▶ Set problem
Copy every line that holds "name".

▶ Stored data
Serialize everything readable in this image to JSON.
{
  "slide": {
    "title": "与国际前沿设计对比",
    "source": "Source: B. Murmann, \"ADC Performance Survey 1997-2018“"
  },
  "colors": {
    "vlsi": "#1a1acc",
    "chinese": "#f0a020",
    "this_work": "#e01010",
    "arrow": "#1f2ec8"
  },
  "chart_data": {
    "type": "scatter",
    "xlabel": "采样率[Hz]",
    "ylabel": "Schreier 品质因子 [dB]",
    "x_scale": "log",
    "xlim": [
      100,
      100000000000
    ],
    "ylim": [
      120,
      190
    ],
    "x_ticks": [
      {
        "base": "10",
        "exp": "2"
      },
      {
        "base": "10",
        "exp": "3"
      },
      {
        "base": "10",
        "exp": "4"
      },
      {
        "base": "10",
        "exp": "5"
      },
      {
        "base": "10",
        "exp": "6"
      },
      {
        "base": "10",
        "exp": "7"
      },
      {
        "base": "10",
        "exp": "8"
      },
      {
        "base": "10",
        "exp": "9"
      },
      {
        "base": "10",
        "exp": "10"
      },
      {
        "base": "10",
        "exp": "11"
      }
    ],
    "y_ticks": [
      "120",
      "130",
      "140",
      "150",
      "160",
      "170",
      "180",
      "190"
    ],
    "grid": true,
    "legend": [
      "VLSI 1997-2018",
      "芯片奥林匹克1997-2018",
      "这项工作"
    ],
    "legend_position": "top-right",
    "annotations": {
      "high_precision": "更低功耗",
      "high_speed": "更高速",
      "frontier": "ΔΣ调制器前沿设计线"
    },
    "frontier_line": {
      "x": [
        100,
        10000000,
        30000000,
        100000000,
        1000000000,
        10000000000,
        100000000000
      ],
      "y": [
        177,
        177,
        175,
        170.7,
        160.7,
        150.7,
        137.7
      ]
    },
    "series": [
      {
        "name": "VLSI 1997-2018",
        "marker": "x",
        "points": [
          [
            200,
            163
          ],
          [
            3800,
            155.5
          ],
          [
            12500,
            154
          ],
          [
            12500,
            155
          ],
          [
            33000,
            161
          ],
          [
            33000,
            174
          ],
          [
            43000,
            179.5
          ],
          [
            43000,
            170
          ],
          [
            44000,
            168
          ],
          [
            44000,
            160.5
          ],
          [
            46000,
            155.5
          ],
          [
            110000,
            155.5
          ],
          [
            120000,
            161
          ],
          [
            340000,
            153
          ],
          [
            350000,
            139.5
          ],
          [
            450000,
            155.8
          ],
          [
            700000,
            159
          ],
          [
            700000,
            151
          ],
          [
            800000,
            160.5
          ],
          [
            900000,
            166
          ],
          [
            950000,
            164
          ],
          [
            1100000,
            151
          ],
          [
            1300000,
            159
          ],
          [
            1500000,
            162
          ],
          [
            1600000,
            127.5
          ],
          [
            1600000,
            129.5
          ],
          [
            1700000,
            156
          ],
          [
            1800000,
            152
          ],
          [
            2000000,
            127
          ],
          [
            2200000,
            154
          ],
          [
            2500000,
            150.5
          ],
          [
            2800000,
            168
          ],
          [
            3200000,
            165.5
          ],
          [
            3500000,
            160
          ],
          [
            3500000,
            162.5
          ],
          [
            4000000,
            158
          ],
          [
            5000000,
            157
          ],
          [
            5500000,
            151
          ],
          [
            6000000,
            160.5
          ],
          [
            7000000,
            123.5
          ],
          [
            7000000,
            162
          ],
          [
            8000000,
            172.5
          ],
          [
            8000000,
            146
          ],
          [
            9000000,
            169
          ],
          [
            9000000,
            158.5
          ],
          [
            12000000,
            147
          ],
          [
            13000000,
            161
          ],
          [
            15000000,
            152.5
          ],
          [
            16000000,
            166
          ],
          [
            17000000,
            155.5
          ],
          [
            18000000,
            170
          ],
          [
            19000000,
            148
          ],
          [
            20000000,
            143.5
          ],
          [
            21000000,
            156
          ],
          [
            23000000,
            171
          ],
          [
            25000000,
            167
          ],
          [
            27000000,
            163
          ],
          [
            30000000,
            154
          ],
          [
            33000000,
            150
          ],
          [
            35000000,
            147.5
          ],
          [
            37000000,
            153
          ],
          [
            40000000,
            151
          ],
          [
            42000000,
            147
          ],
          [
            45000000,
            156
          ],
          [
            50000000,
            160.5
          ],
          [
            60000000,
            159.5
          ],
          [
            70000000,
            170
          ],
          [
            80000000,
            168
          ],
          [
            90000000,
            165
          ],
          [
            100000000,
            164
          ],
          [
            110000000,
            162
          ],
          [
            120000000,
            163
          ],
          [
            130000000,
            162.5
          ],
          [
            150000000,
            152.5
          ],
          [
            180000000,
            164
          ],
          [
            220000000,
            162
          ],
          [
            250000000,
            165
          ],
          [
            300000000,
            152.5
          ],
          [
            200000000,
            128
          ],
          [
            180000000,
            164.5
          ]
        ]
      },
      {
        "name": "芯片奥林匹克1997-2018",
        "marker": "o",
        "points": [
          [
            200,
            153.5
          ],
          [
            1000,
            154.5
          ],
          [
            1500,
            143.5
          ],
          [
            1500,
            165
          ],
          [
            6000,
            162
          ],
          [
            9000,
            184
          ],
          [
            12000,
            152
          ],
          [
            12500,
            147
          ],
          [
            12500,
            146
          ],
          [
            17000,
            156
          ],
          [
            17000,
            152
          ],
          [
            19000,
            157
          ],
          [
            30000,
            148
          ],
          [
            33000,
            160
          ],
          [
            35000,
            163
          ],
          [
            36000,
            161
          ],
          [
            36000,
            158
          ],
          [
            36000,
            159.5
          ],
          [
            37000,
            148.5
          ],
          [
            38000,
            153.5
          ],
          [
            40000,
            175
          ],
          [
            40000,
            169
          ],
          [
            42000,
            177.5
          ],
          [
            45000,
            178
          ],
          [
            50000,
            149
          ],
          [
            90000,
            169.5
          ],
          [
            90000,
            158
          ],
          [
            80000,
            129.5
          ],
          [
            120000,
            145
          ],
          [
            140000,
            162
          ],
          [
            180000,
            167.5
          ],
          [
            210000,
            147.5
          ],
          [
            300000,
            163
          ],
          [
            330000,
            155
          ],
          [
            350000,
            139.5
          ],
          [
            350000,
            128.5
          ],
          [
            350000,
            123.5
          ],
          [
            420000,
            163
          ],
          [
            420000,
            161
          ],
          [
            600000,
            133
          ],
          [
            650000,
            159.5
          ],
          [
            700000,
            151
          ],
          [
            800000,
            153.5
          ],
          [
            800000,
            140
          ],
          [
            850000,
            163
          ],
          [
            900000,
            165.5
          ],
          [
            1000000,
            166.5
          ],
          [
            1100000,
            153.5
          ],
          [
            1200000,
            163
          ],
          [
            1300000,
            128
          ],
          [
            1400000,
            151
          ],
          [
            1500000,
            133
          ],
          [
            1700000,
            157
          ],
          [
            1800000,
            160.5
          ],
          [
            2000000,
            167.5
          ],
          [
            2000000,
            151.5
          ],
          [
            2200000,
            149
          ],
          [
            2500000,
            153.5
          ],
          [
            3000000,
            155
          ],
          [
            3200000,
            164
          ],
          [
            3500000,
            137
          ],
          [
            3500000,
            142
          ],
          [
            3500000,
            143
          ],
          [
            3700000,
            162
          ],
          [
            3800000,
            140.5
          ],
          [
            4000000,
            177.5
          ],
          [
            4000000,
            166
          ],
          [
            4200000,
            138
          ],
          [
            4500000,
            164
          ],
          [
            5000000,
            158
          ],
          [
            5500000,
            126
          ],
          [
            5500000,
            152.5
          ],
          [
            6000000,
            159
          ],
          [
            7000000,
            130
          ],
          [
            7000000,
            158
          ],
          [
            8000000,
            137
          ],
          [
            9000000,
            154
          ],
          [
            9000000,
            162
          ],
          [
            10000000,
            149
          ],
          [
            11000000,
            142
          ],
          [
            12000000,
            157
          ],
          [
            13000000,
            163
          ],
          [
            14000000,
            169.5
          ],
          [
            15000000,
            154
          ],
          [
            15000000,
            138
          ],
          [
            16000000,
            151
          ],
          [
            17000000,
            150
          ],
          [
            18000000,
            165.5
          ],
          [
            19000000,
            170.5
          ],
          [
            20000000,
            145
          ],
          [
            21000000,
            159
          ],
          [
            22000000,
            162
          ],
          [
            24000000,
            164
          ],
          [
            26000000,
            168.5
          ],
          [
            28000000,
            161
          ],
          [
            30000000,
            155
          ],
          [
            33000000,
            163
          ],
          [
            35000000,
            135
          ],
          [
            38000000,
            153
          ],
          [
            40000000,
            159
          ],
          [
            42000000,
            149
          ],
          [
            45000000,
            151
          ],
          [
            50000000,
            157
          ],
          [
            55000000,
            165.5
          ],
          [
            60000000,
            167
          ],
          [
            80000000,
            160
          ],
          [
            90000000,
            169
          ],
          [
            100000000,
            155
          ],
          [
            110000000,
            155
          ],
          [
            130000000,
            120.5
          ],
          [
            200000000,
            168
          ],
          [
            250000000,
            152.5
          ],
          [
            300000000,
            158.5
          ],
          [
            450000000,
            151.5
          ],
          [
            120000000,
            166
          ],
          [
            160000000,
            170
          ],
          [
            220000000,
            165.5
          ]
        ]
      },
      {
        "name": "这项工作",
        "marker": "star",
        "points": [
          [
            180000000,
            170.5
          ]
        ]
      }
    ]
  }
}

▶ Exercise output
        "name": "VLSI 1997-2018",
        "name": "芯片奥林匹克1997-2018",
        "name": "这项工作",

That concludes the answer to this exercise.